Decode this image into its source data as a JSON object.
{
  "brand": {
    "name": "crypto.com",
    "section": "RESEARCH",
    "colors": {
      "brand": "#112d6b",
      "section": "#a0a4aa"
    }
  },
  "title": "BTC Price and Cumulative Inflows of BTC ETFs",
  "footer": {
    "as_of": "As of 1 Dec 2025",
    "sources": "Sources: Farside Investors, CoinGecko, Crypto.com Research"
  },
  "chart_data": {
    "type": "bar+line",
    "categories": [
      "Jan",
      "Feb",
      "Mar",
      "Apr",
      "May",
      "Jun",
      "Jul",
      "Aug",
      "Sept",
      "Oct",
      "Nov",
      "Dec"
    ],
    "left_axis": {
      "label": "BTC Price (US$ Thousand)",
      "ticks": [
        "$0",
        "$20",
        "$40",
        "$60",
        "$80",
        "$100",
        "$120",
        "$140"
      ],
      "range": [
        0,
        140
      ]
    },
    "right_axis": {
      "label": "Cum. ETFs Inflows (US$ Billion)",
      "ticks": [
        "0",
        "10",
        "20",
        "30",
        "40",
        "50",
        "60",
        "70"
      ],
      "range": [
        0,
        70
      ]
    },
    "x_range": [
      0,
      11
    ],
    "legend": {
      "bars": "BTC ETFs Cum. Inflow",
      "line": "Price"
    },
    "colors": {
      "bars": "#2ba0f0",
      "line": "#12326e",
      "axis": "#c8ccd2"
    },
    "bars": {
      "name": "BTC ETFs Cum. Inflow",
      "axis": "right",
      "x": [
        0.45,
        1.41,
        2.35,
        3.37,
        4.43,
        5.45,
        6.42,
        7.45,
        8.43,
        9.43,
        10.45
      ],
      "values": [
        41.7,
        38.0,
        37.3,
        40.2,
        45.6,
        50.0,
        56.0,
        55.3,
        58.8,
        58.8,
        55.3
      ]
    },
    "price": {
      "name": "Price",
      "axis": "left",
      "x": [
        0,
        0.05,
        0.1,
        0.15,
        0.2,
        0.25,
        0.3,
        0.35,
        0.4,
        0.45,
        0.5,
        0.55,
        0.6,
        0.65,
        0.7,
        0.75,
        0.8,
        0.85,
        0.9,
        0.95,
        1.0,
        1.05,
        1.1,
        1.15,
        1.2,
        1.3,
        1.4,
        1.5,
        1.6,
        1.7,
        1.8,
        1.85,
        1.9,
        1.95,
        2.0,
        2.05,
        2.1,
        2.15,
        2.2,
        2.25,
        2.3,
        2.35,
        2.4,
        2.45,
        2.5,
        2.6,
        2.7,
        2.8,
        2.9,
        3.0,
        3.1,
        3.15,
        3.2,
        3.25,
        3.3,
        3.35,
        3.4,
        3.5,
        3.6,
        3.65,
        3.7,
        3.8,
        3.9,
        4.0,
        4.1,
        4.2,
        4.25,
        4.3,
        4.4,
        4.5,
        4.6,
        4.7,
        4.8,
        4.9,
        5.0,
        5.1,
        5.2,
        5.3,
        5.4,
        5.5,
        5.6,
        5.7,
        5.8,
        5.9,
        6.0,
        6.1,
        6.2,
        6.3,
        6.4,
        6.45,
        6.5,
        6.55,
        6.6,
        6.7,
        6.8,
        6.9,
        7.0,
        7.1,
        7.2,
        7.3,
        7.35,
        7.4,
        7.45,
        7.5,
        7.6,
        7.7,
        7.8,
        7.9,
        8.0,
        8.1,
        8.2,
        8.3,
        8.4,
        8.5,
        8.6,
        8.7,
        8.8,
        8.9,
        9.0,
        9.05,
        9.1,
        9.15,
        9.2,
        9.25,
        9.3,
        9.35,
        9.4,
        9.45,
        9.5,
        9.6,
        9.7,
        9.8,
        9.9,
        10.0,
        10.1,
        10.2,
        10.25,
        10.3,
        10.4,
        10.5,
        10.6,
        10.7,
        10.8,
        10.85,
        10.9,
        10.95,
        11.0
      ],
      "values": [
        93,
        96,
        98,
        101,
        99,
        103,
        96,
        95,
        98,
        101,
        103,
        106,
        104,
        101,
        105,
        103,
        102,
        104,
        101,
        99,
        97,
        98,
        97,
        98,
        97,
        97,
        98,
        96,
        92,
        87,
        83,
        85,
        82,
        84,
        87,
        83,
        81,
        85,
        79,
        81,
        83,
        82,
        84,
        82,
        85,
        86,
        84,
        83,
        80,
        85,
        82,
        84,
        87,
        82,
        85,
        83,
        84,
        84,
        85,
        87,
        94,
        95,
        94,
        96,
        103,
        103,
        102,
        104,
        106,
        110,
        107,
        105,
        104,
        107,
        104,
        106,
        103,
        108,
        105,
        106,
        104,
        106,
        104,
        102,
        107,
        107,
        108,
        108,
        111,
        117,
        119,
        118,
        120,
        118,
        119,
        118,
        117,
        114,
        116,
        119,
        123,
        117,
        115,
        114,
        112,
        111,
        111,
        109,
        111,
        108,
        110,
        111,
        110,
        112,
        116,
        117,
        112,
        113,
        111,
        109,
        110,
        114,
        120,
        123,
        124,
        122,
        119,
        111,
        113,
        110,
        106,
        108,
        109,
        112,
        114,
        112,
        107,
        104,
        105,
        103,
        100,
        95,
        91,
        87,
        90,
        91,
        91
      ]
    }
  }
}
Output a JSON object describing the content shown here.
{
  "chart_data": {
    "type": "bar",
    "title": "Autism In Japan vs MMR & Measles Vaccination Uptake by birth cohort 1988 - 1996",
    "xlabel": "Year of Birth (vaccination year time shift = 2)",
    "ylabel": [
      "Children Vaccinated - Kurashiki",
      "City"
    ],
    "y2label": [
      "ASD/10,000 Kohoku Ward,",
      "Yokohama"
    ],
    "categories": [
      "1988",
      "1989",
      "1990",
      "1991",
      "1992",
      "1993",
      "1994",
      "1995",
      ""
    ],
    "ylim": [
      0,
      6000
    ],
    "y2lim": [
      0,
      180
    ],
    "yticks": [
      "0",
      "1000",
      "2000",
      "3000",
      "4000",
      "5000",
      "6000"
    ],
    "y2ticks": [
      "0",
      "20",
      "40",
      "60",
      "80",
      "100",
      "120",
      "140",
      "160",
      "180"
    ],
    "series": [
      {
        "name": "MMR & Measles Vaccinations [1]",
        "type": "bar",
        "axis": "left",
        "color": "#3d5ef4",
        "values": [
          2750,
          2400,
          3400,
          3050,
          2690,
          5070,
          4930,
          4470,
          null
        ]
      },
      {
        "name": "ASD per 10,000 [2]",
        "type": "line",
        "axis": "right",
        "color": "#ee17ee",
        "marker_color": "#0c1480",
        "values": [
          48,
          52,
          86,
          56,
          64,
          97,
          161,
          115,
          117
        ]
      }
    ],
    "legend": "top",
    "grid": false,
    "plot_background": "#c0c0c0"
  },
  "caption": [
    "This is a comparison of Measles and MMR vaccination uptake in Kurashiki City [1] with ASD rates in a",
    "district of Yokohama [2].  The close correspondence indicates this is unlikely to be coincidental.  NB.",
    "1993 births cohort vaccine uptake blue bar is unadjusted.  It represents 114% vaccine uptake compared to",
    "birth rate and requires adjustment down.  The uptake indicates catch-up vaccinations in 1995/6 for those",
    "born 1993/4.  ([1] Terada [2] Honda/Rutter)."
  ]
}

Task statement | Copy all lines above containing the string "bars".

Result of this exercise |
      "bars": "BTC ETFs Cum. Inflow",
      "bars": "#2ba0f0",
    "bars": {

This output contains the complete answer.